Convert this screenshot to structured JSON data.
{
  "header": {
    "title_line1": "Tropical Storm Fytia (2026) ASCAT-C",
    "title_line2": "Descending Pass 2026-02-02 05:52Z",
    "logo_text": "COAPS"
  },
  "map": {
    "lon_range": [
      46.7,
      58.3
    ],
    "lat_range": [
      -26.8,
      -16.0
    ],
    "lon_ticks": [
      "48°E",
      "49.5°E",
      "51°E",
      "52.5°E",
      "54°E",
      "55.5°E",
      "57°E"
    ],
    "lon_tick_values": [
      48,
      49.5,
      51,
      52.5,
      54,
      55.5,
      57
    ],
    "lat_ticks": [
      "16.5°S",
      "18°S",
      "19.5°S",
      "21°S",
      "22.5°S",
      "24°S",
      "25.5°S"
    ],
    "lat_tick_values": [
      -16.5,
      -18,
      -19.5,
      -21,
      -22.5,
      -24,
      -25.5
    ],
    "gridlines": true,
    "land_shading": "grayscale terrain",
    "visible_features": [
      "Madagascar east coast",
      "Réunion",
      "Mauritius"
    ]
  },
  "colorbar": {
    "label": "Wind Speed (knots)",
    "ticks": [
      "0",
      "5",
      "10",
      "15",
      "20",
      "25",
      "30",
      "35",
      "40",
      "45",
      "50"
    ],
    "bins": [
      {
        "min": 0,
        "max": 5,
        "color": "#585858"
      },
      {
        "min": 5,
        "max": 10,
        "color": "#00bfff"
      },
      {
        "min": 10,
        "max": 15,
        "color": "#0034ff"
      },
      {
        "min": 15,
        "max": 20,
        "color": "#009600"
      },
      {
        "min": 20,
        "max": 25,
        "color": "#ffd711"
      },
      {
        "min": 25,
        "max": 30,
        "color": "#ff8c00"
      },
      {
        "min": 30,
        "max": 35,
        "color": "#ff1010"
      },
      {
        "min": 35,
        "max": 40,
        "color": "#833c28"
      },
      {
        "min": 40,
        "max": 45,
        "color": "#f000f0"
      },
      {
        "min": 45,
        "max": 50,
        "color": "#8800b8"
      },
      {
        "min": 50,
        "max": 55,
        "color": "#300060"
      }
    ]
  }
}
__________________________________________________
**DIRECTIONS**
Output the data above exactly, please, line for line.

**RESPONSE**
Convert this screenshot to structured JSON data.
{
  "header": {
    "title_line1": "Tropical Storm Fytia (2026) ASCAT-C",
    "title_line2": "Descending Pass 2026-02-02 05:52Z",
    "logo_text": "COAPS"
  },
  "map": {
    "lon_range": [
      46.7,
      58.3
    ],
    "lat_range": [
      -26.8,
      -16.0
    ],
    "lon_ticks": [
      "48°E",
      "49.5°E",
      "51°E",
      "52.5°E",
      "54°E",
      "55.5°E",
      "57°E"
    ],
    "lon_tick_values": [
      48,
      49.5,
      51,
      52.5,
      54,
      55.5,
      57
    ],
    "lat_ticks": [
      "16.5°S",
      "18°S",
      "19.5°S",
      "21°S",
      "22.5°S",
      "24°S",
      "25.5°S"
    ],
    "lat_tick_values": [
      -16.5,
      -18,
      -19.5,
      -21,
      -22.5,
      -24,
      -25.5
    ],
    "gridlines": true,
    "land_shading": "grayscale terrain",
    "visible_features": [
      "Madagascar east coast",
      "Réunion",
      "Mauritius"
    ]
  },
  "colorbar": {
    "label": "Wind Speed (knots)",
    "ticks": [
      "0",
      "5",
      "10",
      "15",
      "20",
      "25",
      "30",
      "35",
      "40",
      "45",
      "50"
    ],
    "bins": [
      {
        "min": 0,
        "max": 5,
        "color": "#585858"
      },
      {
        "min": 5,
        "max": 10,
        "color": "#00bfff"
      },
      {
        "min": 10,
        "max": 15,
        "color": "#0034ff"
      },
      {
        "min": 15,
        "max": 20,
        "color": "#009600"
      },
      {
        "min": 20,
        "max": 25,
        "color": "#ffd711"
      },
      {
        "min": 25,
        "max": 30,
        "color": "#ff8c00"
      },
      {
        "min": 30,
        "max": 35,
        "color": "#ff1010"
      },
      {
        "min": 35,
        "max": 40,
        "color": "#833c28"
      },
      {
        "min": 40,
        "max": 45,
        "color": "#f000f0"
      },
      {
        "min": 45,
        "max": 50,
        "color": "#8800b8"
      },
      {
        "min": 50,
        "max": 55,
        "color": "#300060"
      }
    ]
  }
}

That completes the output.